>> begin PROVIDED DATA

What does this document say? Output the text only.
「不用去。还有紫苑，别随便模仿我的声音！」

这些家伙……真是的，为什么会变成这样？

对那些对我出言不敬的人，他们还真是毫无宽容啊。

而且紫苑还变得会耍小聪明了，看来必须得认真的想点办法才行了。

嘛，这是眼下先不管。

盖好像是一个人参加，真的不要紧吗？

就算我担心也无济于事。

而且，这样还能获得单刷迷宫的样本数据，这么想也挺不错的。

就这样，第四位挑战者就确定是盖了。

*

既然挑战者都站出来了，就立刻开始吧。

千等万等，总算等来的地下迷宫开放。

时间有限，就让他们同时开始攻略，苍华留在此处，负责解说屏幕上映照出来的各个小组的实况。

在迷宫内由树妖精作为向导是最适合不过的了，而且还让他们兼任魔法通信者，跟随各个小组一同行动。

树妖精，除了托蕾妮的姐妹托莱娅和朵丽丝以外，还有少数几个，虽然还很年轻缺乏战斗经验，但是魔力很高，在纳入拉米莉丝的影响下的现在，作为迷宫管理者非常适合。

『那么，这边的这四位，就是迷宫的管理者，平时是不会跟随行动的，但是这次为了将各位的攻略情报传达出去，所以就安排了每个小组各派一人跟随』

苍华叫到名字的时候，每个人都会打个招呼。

>> end PROVIDED DATA
>> begin PROVIDED DATA

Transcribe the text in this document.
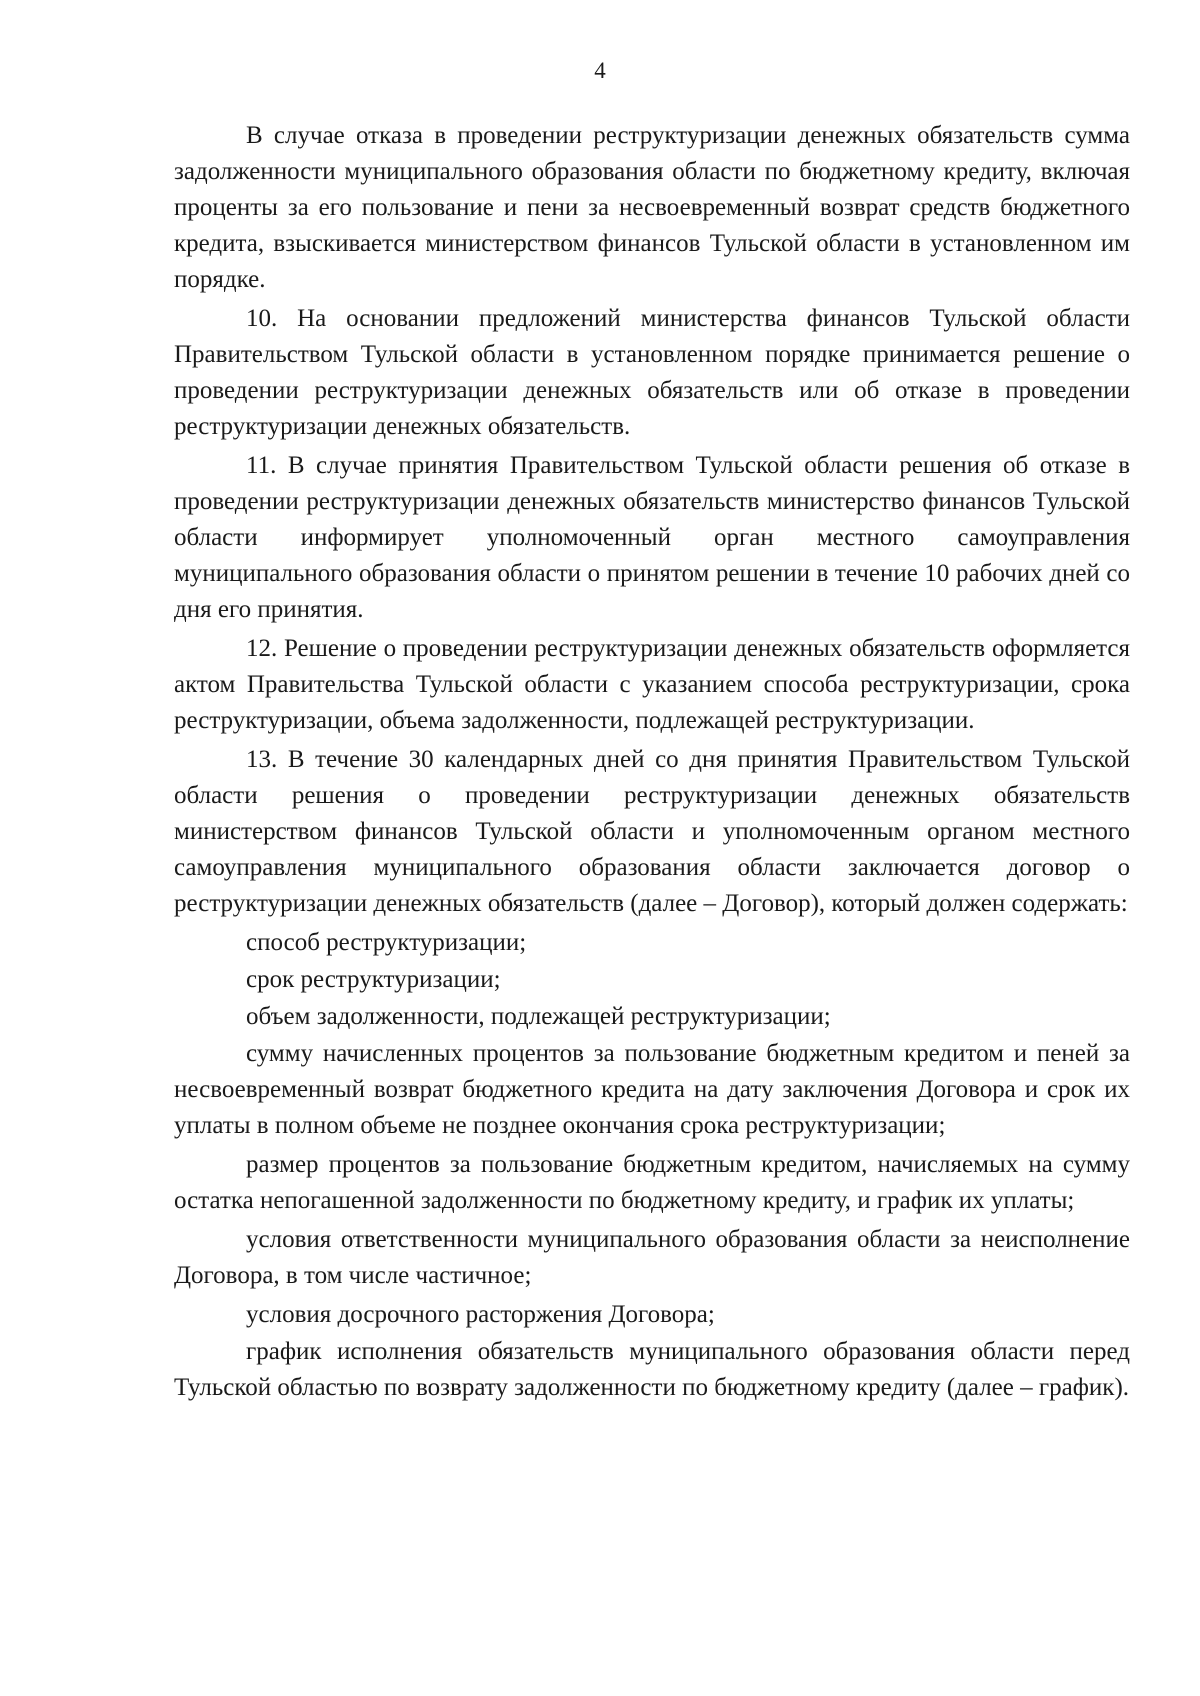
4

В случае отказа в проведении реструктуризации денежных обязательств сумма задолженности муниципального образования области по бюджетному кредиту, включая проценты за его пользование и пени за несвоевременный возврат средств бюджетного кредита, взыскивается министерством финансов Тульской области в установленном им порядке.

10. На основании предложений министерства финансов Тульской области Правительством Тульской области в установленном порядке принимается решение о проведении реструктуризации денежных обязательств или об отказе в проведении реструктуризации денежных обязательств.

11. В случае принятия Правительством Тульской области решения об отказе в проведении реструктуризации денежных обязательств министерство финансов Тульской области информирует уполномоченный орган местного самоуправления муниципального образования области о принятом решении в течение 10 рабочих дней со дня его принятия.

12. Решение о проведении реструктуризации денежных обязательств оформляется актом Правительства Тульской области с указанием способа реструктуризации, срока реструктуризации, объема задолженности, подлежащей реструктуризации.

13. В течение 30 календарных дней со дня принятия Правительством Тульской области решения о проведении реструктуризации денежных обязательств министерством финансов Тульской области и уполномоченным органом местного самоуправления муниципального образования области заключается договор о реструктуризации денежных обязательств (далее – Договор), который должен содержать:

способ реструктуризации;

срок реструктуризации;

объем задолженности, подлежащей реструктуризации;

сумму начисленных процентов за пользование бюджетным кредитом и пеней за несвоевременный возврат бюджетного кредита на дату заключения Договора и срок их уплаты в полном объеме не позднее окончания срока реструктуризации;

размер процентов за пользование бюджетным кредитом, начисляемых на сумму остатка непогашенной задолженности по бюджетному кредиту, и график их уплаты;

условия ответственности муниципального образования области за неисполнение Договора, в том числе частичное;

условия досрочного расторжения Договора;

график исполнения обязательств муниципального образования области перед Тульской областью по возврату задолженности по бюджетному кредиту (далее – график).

>> end PROVIDED DATA

**WORK TO COMPLETE**
Where a line in the material contains "области", copy that line.

**TASK ANSWER**
В случае отказа в проведении реструктуризации денежных обязательств сумма задолженности муниципального образования области по бюджетному кредиту, включая проценты за его пользование и пени за несвоевременный возврат средств бюджетного кредита, взыскивается министерством финансов Тульской области в установленном им порядке.
10. На основании предложений министерства финансов Тульской области Правительством Тульской области в установленном порядке принимается решение о проведении реструктуризации денежных обязательств или об отказе в проведении реструктуризации денежных обязательств.
11. В случае принятия Правительством Тульской области решения об отказе в проведении реструктуризации денежных обязательств министерство финансов Тульской области информирует уполномоченный орган местного самоуправления муниципального образования области о принятом решении в течение 10 рабочих дней со дня его принятия.
12. Решение о проведении реструктуризации денежных обязательств оформляется актом Правительства Тульской области с указанием способа реструктуризации, срока реструктуризации, объема задолженности, подлежащей реструктуризации.
13. В течение 30 календарных дней со дня принятия Правительством Тульской области решения о проведении реструктуризации денежных обязательств министерством финансов Тульской области и уполномоченным органом местного самоуправления муниципального образования области заключается договор о реструктуризации денежных обязательств (далее – Договор), который должен содержать:
условия ответственности муниципального образования области за неисполнение Договора, в том числе частичное;
график исполнения обязательств муниципального образования области перед Тульской областью по возврату задолженности по бюджетному кредиту (далее – график).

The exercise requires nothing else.